** START **
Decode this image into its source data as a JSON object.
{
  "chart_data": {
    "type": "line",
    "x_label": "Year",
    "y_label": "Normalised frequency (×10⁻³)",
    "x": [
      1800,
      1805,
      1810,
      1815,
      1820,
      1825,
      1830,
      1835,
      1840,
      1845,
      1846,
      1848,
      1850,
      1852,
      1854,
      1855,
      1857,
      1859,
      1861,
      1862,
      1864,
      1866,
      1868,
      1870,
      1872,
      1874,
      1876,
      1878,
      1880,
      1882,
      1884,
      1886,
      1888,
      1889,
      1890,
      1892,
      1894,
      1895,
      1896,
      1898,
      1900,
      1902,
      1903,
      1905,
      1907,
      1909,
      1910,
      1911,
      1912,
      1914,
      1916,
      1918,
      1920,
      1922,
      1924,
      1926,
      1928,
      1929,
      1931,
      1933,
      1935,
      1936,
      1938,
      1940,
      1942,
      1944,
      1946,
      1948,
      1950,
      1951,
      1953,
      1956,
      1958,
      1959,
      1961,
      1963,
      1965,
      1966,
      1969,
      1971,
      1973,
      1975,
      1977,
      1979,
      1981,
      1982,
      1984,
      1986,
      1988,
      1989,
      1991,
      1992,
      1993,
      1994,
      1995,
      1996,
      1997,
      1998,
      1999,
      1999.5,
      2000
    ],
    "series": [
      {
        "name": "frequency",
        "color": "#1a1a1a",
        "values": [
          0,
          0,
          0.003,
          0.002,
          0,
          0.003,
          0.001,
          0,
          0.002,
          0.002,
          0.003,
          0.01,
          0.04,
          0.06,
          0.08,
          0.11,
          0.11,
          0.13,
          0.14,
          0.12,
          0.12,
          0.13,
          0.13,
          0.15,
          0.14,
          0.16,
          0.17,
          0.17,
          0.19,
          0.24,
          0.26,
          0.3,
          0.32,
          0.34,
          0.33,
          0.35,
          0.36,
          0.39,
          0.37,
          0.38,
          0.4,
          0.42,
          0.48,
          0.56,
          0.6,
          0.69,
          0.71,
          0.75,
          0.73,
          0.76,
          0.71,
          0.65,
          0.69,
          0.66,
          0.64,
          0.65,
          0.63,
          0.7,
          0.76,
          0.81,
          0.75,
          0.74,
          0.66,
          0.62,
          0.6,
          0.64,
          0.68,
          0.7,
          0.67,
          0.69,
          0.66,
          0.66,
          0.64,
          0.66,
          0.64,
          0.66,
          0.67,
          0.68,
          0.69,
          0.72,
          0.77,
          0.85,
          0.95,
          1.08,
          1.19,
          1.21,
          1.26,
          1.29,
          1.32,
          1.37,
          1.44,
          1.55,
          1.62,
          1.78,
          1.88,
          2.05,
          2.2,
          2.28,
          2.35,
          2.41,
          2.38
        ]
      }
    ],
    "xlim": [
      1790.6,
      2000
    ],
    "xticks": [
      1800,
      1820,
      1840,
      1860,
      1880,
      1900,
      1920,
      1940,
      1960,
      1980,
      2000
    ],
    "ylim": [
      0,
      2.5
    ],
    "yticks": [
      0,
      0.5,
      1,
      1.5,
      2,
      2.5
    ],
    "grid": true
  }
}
** END **
Copy out the material word for word and line for line.

**Problem solution**:
Decode this image into its source data as a JSON object.
{
  "chart_data": {
    "type": "line",
    "x_label": "Year",
    "y_label": "Normalised frequency (×10⁻³)",
    "x": [
      1800,
      1805,
      1810,
      1815,
      1820,
      1825,
      1830,
      1835,
      1840,
      1845,
      1846,
      1848,
      1850,
      1852,
      1854,
      1855,
      1857,
      1859,
      1861,
      1862,
      1864,
      1866,
      1868,
      1870,
      1872,
      1874,
      1876,
      1878,
      1880,
      1882,
      1884,
      1886,
      1888,
      1889,
      1890,
      1892,
      1894,
      1895,
      1896,
      1898,
      1900,
      1902,
      1903,
      1905,
      1907,
      1909,
      1910,
      1911,
      1912,
      1914,
      1916,
      1918,
      1920,
      1922,
      1924,
      1926,
      1928,
      1929,
      1931,
      1933,
      1935,
      1936,
      1938,
      1940,
      1942,
      1944,
      1946,
      1948,
      1950,
      1951,
      1953,
      1956,
      1958,
      1959,
      1961,
      1963,
      1965,
      1966,
      1969,
      1971,
      1973,
      1975,
      1977,
      1979,
      1981,
      1982,
      1984,
      1986,
      1988,
      1989,
      1991,
      1992,
      1993,
      1994,
      1995,
      1996,
      1997,
      1998,
      1999,
      1999.5,
      2000
    ],
    "series": [
      {
        "name": "frequency",
        "color": "#1a1a1a",
        "values": [
          0,
          0,
          0.003,
          0.002,
          0,
          0.003,
          0.001,
          0,
          0.002,
          0.002,
          0.003,
          0.01,
          0.04,
          0.06,
          0.08,
          0.11,
          0.11,
          0.13,
          0.14,
          0.12,
          0.12,
          0.13,
          0.13,
          0.15,
          0.14,
          0.16,
          0.17,
          0.17,
          0.19,
          0.24,
          0.26,
          0.3,
          0.32,
          0.34,
          0.33,
          0.35,
          0.36,
          0.39,
          0.37,
          0.38,
          0.4,
          0.42,
          0.48,
          0.56,
          0.6,
          0.69,
          0.71,
          0.75,
          0.73,
          0.76,
          0.71,
          0.65,
          0.69,
          0.66,
          0.64,
          0.65,
          0.63,
          0.7,
          0.76,
          0.81,
          0.75,
          0.74,
          0.66,
          0.62,
          0.6,
          0.64,
          0.68,
          0.7,
          0.67,
          0.69,
          0.66,
          0.66,
          0.64,
          0.66,
          0.64,
          0.66,
          0.67,
          0.68,
          0.69,
          0.72,
          0.77,
          0.85,
          0.95,
          1.08,
          1.19,
          1.21,
          1.26,
          1.29,
          1.32,
          1.37,
          1.44,
          1.55,
          1.62,
          1.78,
          1.88,
          2.05,
          2.2,
          2.28,
          2.35,
          2.41,
          2.38
        ]
      }
    ],
    "xlim": [
      1790.6,
      2000
    ],
    "xticks": [
      1800,
      1820,
      1840,
      1860,
      1880,
      1900,
      1920,
      1940,
      1960,
      1980,
      2000
    ],
    "ylim": [
      0,
      2.5
    ],
    "yticks": [
      0,
      0.5,
      1,
      1.5,
      2,
      2.5
    ],
    "grid": true
  }
}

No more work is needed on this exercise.